§ **Goal**
What lines of the data hold the string "Время"? Pull each one out.

....................

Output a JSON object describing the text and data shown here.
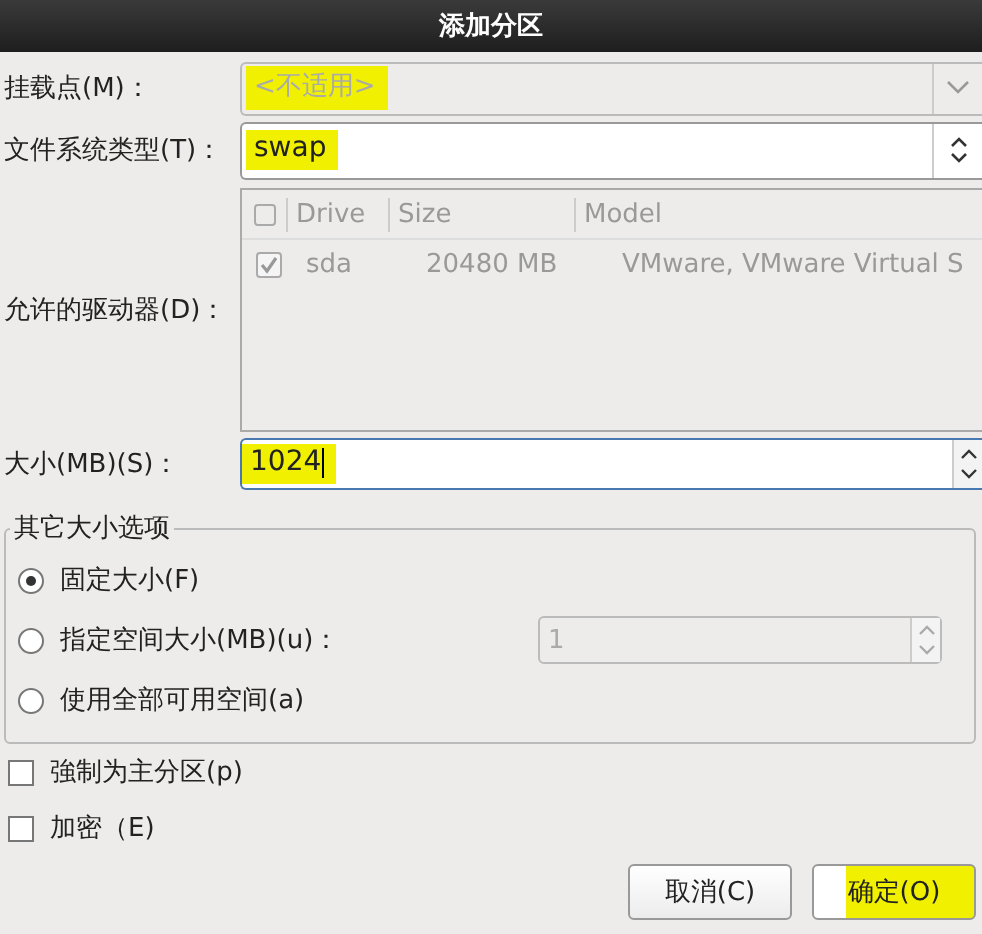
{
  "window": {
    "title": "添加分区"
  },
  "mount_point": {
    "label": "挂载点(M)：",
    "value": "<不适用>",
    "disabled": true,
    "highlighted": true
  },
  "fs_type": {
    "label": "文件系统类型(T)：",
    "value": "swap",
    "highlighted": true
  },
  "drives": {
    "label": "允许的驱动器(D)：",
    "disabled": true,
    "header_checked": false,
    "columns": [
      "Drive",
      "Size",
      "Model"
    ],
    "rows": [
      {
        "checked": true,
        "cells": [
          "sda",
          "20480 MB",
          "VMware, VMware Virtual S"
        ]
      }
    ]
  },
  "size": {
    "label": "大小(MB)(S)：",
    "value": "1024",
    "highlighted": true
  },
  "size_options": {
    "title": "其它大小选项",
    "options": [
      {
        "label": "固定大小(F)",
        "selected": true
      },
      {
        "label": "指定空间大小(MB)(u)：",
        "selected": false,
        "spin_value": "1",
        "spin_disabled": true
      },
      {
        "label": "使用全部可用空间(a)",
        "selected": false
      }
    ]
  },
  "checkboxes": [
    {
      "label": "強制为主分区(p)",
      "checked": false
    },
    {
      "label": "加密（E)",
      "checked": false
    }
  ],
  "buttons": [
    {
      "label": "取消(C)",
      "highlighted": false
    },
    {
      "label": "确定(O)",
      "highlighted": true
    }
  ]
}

....................

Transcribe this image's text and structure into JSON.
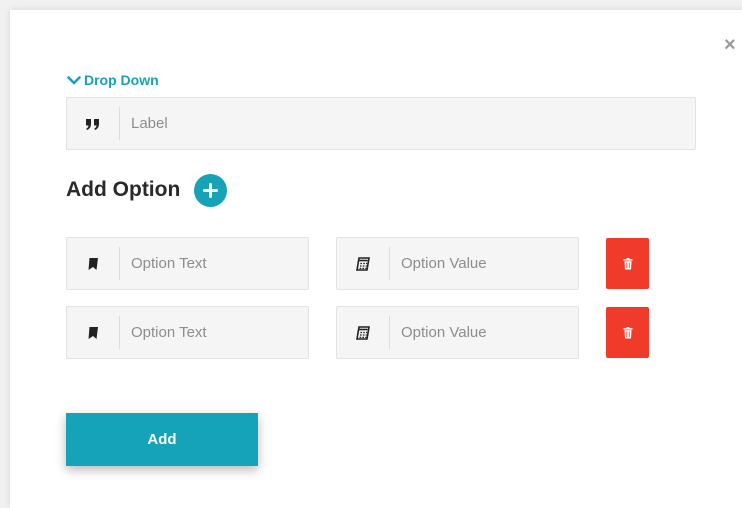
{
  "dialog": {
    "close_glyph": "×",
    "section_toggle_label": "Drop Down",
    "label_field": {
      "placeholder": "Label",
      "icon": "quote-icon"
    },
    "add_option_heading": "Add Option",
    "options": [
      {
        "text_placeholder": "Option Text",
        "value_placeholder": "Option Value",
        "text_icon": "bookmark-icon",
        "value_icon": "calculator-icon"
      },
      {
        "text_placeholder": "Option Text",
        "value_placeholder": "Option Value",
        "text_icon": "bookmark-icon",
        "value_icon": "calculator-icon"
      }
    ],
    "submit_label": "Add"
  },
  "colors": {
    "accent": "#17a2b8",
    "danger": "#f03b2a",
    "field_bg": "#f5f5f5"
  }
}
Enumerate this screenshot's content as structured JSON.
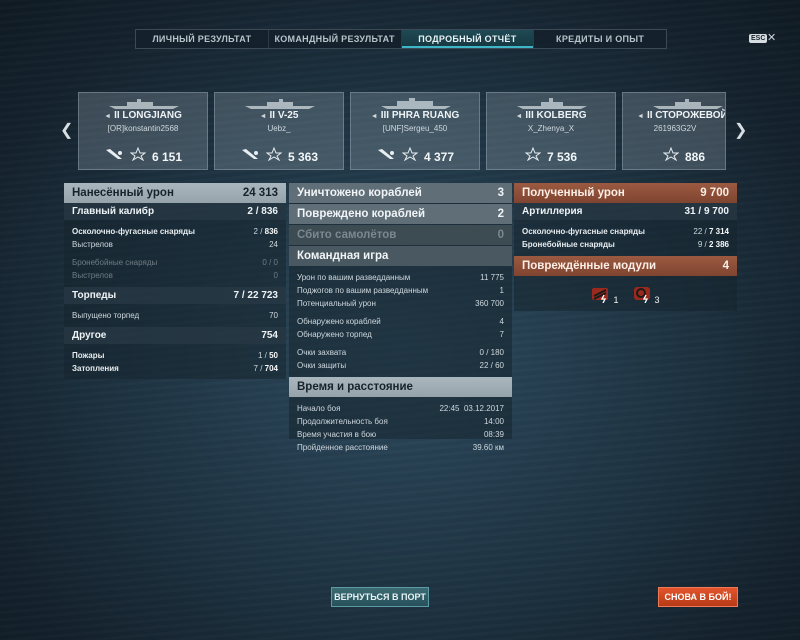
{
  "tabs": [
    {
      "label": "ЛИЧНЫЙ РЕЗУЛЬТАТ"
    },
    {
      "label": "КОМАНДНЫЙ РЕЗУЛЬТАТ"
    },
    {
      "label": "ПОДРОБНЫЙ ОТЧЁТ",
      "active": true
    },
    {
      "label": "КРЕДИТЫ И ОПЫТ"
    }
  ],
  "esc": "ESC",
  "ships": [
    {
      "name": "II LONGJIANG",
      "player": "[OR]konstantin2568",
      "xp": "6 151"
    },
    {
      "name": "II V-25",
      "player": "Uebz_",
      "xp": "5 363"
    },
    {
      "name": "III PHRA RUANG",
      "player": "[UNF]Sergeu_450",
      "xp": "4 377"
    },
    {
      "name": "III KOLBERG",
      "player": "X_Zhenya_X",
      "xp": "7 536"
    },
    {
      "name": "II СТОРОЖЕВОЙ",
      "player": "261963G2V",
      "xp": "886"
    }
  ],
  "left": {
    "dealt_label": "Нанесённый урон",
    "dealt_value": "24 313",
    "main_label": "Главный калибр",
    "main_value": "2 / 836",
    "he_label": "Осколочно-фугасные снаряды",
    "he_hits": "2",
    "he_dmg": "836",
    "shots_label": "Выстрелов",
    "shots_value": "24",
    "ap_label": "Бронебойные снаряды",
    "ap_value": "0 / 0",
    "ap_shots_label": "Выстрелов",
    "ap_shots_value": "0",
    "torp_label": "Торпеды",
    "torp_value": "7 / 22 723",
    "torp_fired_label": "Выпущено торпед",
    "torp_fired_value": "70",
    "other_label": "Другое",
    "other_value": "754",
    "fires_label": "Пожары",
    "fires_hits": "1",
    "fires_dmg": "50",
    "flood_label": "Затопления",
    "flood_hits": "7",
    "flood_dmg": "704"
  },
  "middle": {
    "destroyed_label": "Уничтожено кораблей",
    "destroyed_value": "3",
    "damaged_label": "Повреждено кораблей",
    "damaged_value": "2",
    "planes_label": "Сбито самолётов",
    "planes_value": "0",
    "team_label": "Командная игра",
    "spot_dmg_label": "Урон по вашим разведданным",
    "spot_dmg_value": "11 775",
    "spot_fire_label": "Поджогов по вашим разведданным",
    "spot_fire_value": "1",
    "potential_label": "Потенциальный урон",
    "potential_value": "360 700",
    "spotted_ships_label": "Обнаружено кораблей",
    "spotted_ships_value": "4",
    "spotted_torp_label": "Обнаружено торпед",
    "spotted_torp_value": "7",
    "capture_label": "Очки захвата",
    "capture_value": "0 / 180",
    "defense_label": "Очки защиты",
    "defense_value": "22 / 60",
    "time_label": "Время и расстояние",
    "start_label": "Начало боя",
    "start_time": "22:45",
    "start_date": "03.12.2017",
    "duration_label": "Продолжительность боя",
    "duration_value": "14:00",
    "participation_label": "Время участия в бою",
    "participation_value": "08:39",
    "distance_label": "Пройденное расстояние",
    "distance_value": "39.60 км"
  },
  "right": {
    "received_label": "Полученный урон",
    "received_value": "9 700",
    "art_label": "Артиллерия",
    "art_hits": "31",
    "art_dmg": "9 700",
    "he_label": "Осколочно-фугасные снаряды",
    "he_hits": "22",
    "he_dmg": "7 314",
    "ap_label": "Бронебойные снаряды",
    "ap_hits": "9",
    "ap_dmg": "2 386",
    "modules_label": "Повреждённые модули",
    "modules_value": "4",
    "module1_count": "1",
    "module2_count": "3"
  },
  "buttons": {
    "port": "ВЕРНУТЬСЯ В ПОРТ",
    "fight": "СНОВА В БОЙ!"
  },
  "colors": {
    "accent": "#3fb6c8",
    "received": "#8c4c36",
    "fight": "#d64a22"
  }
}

....................

§ **Full answer**
    "time_label": "Время и расстояние",
    "participation_label": "Время участия в бою",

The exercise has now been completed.